**WHAT YOU NEED TO DO**
Copy all of the material below exactly.

**AVAILABLE RECORDS**

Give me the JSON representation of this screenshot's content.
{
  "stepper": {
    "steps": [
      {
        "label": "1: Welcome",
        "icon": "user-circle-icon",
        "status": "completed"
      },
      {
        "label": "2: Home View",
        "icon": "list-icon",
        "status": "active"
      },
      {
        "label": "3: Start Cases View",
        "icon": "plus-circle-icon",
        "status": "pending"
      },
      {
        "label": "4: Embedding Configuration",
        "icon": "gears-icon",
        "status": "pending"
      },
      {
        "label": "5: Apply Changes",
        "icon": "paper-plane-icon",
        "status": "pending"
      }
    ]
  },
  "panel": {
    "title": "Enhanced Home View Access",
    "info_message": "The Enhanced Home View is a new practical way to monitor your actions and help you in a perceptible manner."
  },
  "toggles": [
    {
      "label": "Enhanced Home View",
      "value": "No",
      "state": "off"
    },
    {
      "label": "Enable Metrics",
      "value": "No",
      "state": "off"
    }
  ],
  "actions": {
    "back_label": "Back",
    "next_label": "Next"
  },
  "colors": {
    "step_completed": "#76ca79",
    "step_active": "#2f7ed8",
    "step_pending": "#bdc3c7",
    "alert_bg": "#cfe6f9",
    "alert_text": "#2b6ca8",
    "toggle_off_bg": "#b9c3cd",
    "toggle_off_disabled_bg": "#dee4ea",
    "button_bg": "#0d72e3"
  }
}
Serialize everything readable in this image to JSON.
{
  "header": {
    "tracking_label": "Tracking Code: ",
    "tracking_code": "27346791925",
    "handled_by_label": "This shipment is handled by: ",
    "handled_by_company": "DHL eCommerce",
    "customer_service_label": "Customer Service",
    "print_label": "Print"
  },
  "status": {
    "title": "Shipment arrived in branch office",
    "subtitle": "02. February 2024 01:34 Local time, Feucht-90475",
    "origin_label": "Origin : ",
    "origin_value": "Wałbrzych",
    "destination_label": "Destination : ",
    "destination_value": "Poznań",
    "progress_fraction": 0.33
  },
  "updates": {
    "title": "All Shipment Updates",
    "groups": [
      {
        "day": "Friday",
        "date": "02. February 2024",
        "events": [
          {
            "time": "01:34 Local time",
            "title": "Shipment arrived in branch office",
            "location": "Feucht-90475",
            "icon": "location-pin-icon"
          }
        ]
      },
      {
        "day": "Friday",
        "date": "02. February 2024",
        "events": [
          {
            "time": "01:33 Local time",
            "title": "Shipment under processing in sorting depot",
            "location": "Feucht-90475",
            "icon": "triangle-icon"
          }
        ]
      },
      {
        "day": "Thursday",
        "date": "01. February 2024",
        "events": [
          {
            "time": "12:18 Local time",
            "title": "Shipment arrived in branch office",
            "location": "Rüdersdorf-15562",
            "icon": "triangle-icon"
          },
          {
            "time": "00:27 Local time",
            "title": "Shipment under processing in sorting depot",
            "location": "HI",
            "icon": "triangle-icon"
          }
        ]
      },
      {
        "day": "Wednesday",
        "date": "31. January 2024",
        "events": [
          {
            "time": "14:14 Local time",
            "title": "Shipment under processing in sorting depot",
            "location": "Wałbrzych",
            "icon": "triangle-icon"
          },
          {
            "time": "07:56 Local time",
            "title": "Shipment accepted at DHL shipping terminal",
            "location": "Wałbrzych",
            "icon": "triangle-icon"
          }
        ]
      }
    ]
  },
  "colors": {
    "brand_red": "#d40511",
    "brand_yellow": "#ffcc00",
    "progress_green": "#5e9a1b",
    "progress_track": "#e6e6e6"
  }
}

**COMPLETE ANSWER**
Give me the JSON representation of this screenshot's content.
{
  "stepper": {
    "steps": [
      {
        "label": "1: Welcome",
        "icon": "user-circle-icon",
        "status": "completed"
      },
      {
        "label": "2: Home View",
        "icon": "list-icon",
        "status": "active"
      },
      {
        "label": "3: Start Cases View",
        "icon": "plus-circle-icon",
        "status": "pending"
      },
      {
        "label": "4: Embedding Configuration",
        "icon": "gears-icon",
        "status": "pending"
      },
      {
        "label": "5: Apply Changes",
        "icon": "paper-plane-icon",
        "status": "pending"
      }
    ]
  },
  "panel": {
    "title": "Enhanced Home View Access",
    "info_message": "The Enhanced Home View is a new practical way to monitor your actions and help you in a perceptible manner."
  },
  "toggles": [
    {
      "label": "Enhanced Home View",
      "value": "No",
      "state": "off"
    },
    {
      "label": "Enable Metrics",
      "value": "No",
      "state": "off"
    }
  ],
  "actions": {
    "back_label": "Back",
    "next_label": "Next"
  },
  "colors": {
    "step_completed": "#76ca79",
    "step_active": "#2f7ed8",
    "step_pending": "#bdc3c7",
    "alert_bg": "#cfe6f9",
    "alert_text": "#2b6ca8",
    "toggle_off_bg": "#b9c3cd",
    "toggle_off_disabled_bg": "#dee4ea",
    "button_bg": "#0d72e3"
  }
}
Serialize everything readable in this image to JSON.
{
  "header": {
    "tracking_label": "Tracking Code: ",
    "tracking_code": "27346791925",
    "handled_by_label": "This shipment is handled by: ",
    "handled_by_company": "DHL eCommerce",
    "customer_service_label": "Customer Service",
    "print_label": "Print"
  },
  "status": {
    "title": "Shipment arrived in branch office",
    "subtitle": "02. February 2024 01:34 Local time, Feucht-90475",
    "origin_label": "Origin : ",
    "origin_value": "Wałbrzych",
    "destination_label": "Destination : ",
    "destination_value": "Poznań",
    "progress_fraction": 0.33
  },
  "updates": {
    "title": "All Shipment Updates",
    "groups": [
      {
        "day": "Friday",
        "date": "02. February 2024",
        "events": [
          {
            "time": "01:34 Local time",
            "title": "Shipment arrived in branch office",
            "location": "Feucht-90475",
            "icon": "location-pin-icon"
          }
        ]
      },
      {
        "day": "Friday",
        "date": "02. February 2024",
        "events": [
          {
            "time": "01:33 Local time",
            "title": "Shipment under processing in sorting depot",
            "location": "Feucht-90475",
            "icon": "triangle-icon"
          }
        ]
      },
      {
        "day": "Thursday",
        "date": "01. February 2024",
        "events": [
          {
            "time": "12:18 Local time",
            "title": "Shipment arrived in branch office",
            "location": "Rüdersdorf-15562",
            "icon": "triangle-icon"
          },
          {
            "time": "00:27 Local time",
            "title": "Shipment under processing in sorting depot",
            "location": "HI",
            "icon": "triangle-icon"
          }
        ]
      },
      {
        "day": "Wednesday",
        "date": "31. January 2024",
        "events": [
          {
            "time": "14:14 Local time",
            "title": "Shipment under processing in sorting depot",
            "location": "Wałbrzych",
            "icon": "triangle-icon"
          },
          {
            "time": "07:56 Local time",
            "title": "Shipment accepted at DHL shipping terminal",
            "location": "Wałbrzych",
            "icon": "triangle-icon"
          }
        ]
      }
    ]
  },
  "colors": {
    "brand_red": "#d40511",
    "brand_yellow": "#ffcc00",
    "progress_green": "#5e9a1b",
    "progress_track": "#e6e6e6"
  }
}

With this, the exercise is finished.